(Data entries for graphics)
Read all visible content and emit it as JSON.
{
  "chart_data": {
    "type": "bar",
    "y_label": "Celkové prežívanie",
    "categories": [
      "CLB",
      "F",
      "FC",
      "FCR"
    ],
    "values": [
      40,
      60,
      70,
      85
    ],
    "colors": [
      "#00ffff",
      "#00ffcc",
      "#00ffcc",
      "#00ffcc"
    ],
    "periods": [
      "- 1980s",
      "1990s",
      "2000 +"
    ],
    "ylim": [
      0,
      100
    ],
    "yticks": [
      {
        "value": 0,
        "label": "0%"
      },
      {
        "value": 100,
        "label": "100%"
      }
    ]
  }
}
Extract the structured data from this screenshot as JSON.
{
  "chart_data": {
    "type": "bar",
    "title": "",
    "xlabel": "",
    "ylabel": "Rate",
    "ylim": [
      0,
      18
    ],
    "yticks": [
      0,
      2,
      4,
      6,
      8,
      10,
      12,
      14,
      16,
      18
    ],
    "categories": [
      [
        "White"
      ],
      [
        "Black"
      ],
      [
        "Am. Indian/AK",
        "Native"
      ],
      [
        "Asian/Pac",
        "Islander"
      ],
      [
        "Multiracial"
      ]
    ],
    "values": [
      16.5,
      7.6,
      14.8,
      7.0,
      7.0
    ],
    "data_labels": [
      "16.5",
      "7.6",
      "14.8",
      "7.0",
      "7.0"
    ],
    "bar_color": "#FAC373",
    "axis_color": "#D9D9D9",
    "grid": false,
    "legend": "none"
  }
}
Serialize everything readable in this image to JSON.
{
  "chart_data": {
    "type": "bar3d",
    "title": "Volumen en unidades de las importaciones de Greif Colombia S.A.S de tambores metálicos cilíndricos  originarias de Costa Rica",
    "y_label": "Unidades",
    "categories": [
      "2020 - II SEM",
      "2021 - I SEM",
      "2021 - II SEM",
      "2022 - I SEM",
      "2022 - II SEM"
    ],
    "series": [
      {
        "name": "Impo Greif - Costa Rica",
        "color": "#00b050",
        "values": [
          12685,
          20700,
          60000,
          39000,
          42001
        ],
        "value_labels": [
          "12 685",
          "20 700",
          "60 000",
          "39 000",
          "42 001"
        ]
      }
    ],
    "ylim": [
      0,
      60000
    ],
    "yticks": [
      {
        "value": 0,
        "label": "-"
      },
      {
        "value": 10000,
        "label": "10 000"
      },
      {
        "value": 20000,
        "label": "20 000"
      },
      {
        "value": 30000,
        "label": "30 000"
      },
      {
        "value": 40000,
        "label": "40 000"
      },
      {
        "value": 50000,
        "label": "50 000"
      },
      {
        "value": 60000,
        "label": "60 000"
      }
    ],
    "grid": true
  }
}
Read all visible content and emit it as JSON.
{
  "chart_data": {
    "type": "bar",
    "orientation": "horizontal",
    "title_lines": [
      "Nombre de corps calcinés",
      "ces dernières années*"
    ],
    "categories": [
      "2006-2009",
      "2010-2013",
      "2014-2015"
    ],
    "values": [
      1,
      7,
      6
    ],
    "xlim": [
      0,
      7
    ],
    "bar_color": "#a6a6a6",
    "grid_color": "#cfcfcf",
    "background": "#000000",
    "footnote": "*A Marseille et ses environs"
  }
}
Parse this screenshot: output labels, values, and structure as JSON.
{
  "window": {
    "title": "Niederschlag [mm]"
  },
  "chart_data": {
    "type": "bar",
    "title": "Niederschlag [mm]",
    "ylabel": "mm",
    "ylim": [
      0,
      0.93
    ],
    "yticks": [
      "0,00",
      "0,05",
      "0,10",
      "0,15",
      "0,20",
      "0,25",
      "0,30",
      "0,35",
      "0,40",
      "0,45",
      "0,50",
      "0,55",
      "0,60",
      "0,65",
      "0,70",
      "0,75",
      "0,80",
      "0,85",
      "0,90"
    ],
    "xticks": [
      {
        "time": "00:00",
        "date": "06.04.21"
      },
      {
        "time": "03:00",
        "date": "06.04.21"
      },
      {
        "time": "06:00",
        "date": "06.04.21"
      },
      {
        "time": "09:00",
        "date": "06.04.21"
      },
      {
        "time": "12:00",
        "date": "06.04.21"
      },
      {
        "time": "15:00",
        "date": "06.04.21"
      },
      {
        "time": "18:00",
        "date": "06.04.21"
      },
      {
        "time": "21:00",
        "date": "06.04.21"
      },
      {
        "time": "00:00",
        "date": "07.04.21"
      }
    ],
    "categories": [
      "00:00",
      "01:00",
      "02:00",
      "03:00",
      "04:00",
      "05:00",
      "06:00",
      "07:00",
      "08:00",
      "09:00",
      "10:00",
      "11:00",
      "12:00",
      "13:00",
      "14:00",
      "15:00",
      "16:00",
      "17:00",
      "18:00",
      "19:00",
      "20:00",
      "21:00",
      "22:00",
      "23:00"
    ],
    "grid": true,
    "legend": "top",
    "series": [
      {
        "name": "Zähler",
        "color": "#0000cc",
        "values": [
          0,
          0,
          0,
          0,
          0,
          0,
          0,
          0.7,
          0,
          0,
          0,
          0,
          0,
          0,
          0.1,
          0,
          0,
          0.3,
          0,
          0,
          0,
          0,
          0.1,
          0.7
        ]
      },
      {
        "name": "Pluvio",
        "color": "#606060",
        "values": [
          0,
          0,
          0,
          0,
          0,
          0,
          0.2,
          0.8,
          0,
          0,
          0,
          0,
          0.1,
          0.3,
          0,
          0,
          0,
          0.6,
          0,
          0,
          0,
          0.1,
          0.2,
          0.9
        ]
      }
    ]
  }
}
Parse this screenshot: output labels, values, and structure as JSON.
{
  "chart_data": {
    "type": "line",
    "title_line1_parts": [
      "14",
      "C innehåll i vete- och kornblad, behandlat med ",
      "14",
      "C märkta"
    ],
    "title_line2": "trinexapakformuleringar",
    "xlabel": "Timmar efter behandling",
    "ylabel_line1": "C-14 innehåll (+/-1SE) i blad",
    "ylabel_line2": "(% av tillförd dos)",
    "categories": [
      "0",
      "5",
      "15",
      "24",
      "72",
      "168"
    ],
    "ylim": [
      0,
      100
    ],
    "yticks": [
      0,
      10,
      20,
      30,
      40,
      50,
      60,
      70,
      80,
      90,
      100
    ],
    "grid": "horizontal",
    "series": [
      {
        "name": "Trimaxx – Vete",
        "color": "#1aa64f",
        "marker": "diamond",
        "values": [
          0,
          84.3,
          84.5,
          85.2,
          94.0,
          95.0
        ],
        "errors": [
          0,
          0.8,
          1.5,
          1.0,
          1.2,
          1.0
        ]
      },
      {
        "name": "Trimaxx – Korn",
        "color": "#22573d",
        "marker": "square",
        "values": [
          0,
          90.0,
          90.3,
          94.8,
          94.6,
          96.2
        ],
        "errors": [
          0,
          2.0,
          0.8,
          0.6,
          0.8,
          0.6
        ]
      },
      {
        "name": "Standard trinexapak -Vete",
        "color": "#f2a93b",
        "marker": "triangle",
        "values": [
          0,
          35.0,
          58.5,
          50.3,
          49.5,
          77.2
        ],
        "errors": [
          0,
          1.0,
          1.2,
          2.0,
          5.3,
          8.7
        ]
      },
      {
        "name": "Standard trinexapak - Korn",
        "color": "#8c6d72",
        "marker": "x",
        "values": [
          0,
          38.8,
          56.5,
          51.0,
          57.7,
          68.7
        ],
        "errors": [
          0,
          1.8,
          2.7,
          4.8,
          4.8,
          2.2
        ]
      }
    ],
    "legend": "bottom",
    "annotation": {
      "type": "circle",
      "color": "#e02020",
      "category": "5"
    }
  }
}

### What you are asked to do
Wherever "innehåll" shows up in a line, copy that line.

### Result of this exercise
      "C innehåll i vete- och kornblad, behandlat med ",
    "ylabel_line1": "C-14 innehåll (+/-1SE) i blad",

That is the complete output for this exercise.